For organisations, this is a shift from “performance testing happens at the end, in a separate tool, run by a separate team” to “performance is another dimension of quality that lives inside your delivery pipeline.”
What this actually changes for users
From a user’s perspective, the question is: what will v26.1 let us do that we can’t do today, and how should that affect our buying decisions?
Here are the practical implications:
- You can expect faster time-to-value from new licenses. AI-assisted scripting, analysis and cloud delivery mean teams can run meaningful load tests with less setup and training time.
- The “skills barrier” to using LoadRunner is reducing. That opens the door to involving more QA engineers, SDETs, and even developers directly, instead of relying on a small performance team. However, it is important not to underestimate the significant value added by experienced performance testers when planning the project, the tests to be executed, and analysing the results.
- Roadmap alignment becomes strategic. If your organisation is moving towards SaaS, DevOps, and shift-left testing, the v26.1 direction fits that narrative. Whilst LRP and LRE will support those who need an on-prem solution.
How Calleo helps you choose wisely
Calleo exists for a very straightforward purpose: to help you buy the right test tools and get value from them quickly and pragmatically. In the context of LoadRunner v26.1, that role becomes even more important because the choices are more complex and the impact is longer-term.
Concretely, Calleo can help you:
- Match editions and deployment models to your reality: Calleo works with customers to understand team structure, delivery model, and infrastructure constraints, then matches those against the LoadRunner portfolio: Professional, Enterprise, Cloud, and related OpenText testing products. That avoids over-buying on features you won’t use, or under-buying and then discovering you can’t integrate performance into your pipeline without a painful upgrade.
- Plan for AI and “performance as code”: v26.1’s AI and DevWeb/MCP directions are powerful, but they only help if your people and processes are ready to use them.
Calleo can advise on where AI-backed scripting will realistically help your teams, where you still need specialist expertise, and how to phase adoption to minimise risk. - De-risk renewals and migrations: If you already own LoadRunner, upgrading to the v26.1, shifting from on-prem to cloud, having a hybrid cloud and on-prem model, or changing license structures are all moments where mistakes are expensive. We understand how licensing, bundling, and roadmaps interact and can help you make decisions that stand up over a 3–5-year horizon, not just this quarter.

- **Data shown**:

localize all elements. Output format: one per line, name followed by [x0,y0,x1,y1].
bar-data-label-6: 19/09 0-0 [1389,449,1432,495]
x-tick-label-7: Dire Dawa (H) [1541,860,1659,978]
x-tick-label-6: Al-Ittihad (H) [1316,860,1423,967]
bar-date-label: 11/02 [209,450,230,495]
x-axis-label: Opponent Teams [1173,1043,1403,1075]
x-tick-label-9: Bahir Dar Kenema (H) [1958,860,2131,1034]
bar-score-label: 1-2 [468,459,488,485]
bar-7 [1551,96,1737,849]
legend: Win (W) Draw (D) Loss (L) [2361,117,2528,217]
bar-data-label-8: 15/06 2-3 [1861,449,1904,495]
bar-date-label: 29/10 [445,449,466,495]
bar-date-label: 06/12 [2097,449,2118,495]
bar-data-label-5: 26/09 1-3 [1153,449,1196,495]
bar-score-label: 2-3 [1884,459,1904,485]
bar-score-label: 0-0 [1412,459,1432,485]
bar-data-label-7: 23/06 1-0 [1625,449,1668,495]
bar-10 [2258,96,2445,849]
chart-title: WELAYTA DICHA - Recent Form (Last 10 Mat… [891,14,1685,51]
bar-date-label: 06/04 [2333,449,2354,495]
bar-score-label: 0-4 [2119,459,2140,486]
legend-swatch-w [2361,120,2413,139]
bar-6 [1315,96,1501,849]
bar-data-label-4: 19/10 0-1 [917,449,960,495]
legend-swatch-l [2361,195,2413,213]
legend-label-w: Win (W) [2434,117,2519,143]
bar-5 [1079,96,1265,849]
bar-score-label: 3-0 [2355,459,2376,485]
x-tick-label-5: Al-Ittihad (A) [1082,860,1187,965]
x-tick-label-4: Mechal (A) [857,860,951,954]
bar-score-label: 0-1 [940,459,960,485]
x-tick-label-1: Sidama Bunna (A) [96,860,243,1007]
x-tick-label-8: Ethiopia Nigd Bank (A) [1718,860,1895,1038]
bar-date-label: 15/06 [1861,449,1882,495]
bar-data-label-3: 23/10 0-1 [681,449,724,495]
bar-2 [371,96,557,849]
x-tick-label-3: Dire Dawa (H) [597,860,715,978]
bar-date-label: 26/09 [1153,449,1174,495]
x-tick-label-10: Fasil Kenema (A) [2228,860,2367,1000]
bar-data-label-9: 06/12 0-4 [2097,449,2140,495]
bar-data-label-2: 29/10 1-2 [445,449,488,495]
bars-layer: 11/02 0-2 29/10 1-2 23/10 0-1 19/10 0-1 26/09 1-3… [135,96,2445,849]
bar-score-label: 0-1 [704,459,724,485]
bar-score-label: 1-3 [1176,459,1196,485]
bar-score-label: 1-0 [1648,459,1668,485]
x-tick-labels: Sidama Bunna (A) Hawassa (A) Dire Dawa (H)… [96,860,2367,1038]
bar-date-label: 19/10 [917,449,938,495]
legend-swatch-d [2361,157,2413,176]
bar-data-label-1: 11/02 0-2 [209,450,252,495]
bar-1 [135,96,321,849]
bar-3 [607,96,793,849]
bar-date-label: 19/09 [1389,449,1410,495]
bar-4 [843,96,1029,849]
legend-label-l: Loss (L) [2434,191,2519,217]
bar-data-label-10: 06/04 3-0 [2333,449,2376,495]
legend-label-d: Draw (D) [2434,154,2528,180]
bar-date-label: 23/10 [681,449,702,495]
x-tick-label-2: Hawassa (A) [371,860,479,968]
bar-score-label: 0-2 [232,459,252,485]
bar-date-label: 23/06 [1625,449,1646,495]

- **Problem set**:
1. In the LoadRunner v26.1 text, which parts of the LoadRunner portfolio does Calleo match against customer needs?
2. Please pick up the LoadRunner v26.1 text right after its final sentence and keep writing.
The records can be ignored.

- **Answer set**:
1. Professional, Enterprise, Cloud, and related OpenText testing products.

2.
- Provide demos and proof-of-value: Before you commit, you can see how AI-assisted scripting, DevWeb, and cloud execution behave against workloads that look like your own, not contrived examples. That helps stakeholders move from curiosity to confidence and provides you with the internal evidence you need to justify spending.
Moving the needle: what to do next
If you want this release to actually change your outcomes, rather than just your version number, a simple sequence can help:
- Clarify your direction: Are you trying to reduce bottlenecks, involve dev more, move to cloud, or all three? That will determine which v26.1 capabilities matter most.
- Map current usage: Where are performance tools used today, by whom, and how often? Identify where AI and DevWeb could unblock real work, not just look impressive in a demo.
- Talk to Calleo about options: Use Calleo to translate those needs into concrete licensing and product choices, with a view on roadmap and total cost over several years.
OpenText has made its intent clear with v26.1: performance testing is becoming smarter, faster, and more widely adopted across teams. This trajectory will continue, and as LoadRunner follows the path UFT One has already gone down, I fully expect to see AI capabilities being rolled in with every new version.
Calleo’s role is to ensure you invest in the right pieces so that as the train pulls out of the station, you’re not left behind.